**TASK STATEMENT:**
The listing beneath should be written out in full, exactly as shown.

**RECORDS SUPPLIED:**
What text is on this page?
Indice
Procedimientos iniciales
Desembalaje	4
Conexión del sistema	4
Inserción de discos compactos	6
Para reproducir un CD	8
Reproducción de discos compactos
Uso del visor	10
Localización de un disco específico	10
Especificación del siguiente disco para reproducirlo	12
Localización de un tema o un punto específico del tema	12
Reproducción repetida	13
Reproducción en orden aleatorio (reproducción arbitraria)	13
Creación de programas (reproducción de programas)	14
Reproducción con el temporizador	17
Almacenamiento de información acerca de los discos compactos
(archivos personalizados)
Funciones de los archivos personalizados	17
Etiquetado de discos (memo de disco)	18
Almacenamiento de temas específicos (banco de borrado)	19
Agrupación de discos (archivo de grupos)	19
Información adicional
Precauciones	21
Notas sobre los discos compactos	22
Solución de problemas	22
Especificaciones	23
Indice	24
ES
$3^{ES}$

**SOLUTION TO THIS PROBLEM:**
What text is on this page?
Indice
Procedimientos iniciales
Desembalaje	4
Conexión del sistema	4
Inserción de discos compactos	6
Para reproducir un CD	8
Reproducción de discos compactos
Uso del visor	10
Localización de un disco específico	10
Especificación del siguiente disco para reproducirlo	12
Localización de un tema o un punto específico del tema	12
Reproducción repetida	13
Reproducción en orden aleatorio (reproducción arbitraria)	13
Creación de programas (reproducción de programas)	14
Reproducción con el temporizador	17
Almacenamiento de información acerca de los discos compactos
(archivos personalizados)
Funciones de los archivos personalizados	17
Etiquetado de discos (memo de disco)	18
Almacenamiento de temas específicos (banco de borrado)	19
Agrupación de discos (archivo de grupos)	19
Información adicional
Precauciones	21
Notas sobre los discos compactos	22
Solución de problemas	22
Especificaciones	23
Indice	24
ES
$3^{ES}$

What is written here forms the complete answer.